[EXERCISE DIRECTIONS]
Begin at the line that contains "Read all visible content and emit it as JSON." and quote each line exactly through the last one. Leave pictures out.

[Source records]
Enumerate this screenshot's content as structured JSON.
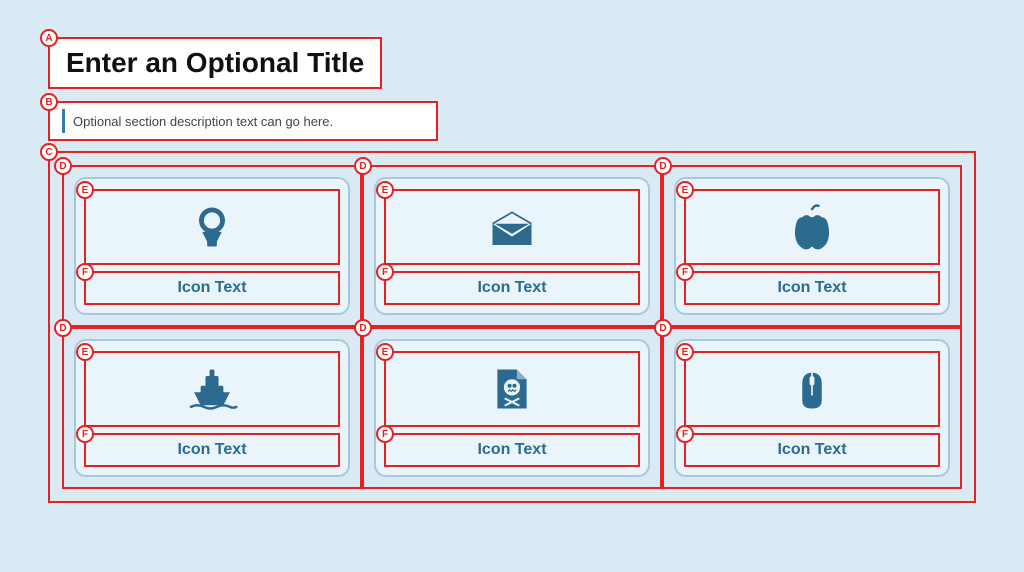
{
  "page": {
    "background": "#daeaf5"
  },
  "header": {
    "title": "Enter an Optional Title",
    "description": "Optional section description text can go here."
  },
  "labels": {
    "A": "A",
    "B": "B",
    "C": "C",
    "D": "D",
    "E": "E",
    "F": "F"
  },
  "cards": [
    {
      "icon": "award",
      "text": "Icon Text"
    },
    {
      "icon": "envelope",
      "text": "Icon Text"
    },
    {
      "icon": "apple",
      "text": "Icon Text"
    },
    {
      "icon": "ship",
      "text": "Icon Text"
    },
    {
      "icon": "skull",
      "text": "Icon Text"
    },
    {
      "icon": "mouse",
      "text": "Icon Text"
    }
  ]
}
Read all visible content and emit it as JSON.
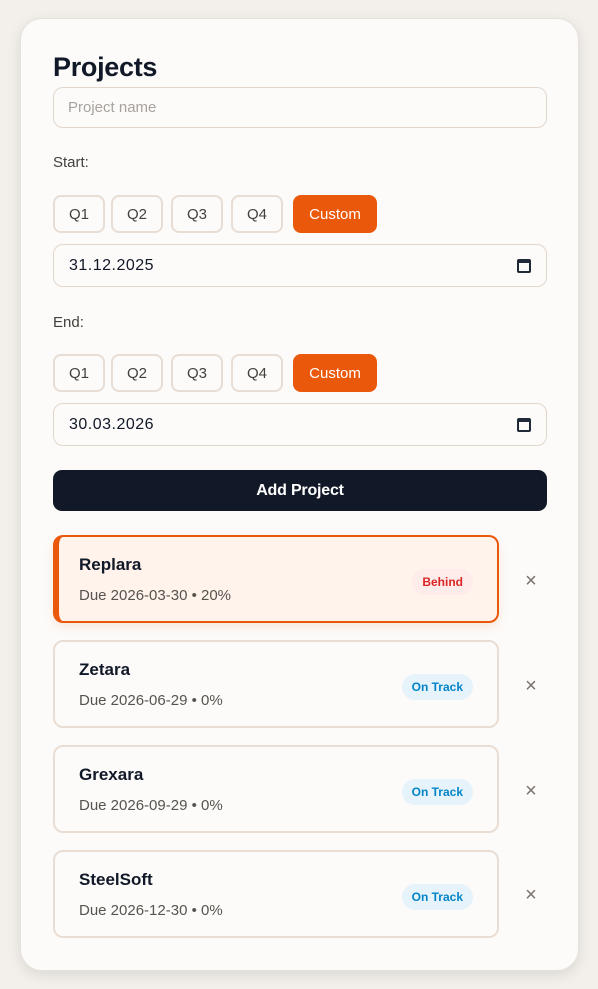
{
  "title": "Projects",
  "name_input": {
    "placeholder": "Project name",
    "value": ""
  },
  "start": {
    "label": "Start:",
    "quarters": [
      "Q1",
      "Q2",
      "Q3",
      "Q4"
    ],
    "custom_label": "Custom",
    "selected": "Custom",
    "date": "31.12.2025"
  },
  "end": {
    "label": "End:",
    "quarters": [
      "Q1",
      "Q2",
      "Q3",
      "Q4"
    ],
    "custom_label": "Custom",
    "selected": "Custom",
    "date": "30.03.2026"
  },
  "add_button": "Add Project",
  "projects": [
    {
      "name": "Replara",
      "meta": "Due 2026-03-30 • 20%",
      "status": "Behind",
      "progress_percent": 20,
      "active": true
    },
    {
      "name": "Zetara",
      "meta": "Due 2026-06-29 • 0%",
      "status": "On Track",
      "progress_percent": 0,
      "active": false
    },
    {
      "name": "Grexara",
      "meta": "Due 2026-09-29 • 0%",
      "status": "On Track",
      "progress_percent": 0,
      "active": false
    },
    {
      "name": "SteelSoft",
      "meta": "Due 2026-12-30 • 0%",
      "status": "On Track",
      "progress_percent": 0,
      "active": false
    }
  ],
  "remove_icon": "×",
  "colors": {
    "accent": "#ea580c",
    "primary_dark": "#111827",
    "behind": "#dc2626",
    "on_track": "#0284c7"
  }
}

[EXERCISE SOLUTION]
Read all visible content and emit it as JSON.
{
  "title": "Projects",
  "name_input": {
    "placeholder": "Project name",
    "value": ""
  },
  "start": {
    "label": "Start:",
    "quarters": [
      "Q1",
      "Q2",
      "Q3",
      "Q4"
    ],
    "custom_label": "Custom",
    "selected": "Custom",
    "date": "31.12.2025"
  },
  "end": {
    "label": "End:",
    "quarters": [
      "Q1",
      "Q2",
      "Q3",
      "Q4"
    ],
    "custom_label": "Custom",
    "selected": "Custom",
    "date": "30.03.2026"
  },
  "add_button": "Add Project",
  "projects": [
    {
      "name": "Replara",
      "meta": "Due 2026-03-30 • 20%",
      "status": "Behind",
      "progress_percent": 20,
      "active": true
    },
    {
      "name": "Zetara",
      "meta": "Due 2026-06-29 • 0%",
      "status": "On Track",
      "progress_percent": 0,
      "active": false
    },
    {
      "name": "Grexara",
      "meta": "Due 2026-09-29 • 0%",
      "status": "On Track",
      "progress_percent": 0,
      "active": false
    },
    {
      "name": "SteelSoft",
      "meta": "Due 2026-12-30 • 0%",
      "status": "On Track",
      "progress_percent": 0,
      "active": false
    }
  ],
  "remove_icon": "×",
  "colors": {
    "accent": "#ea580c",
    "primary_dark": "#111827",
    "behind": "#dc2626",
    "on_track": "#0284c7"
  }
}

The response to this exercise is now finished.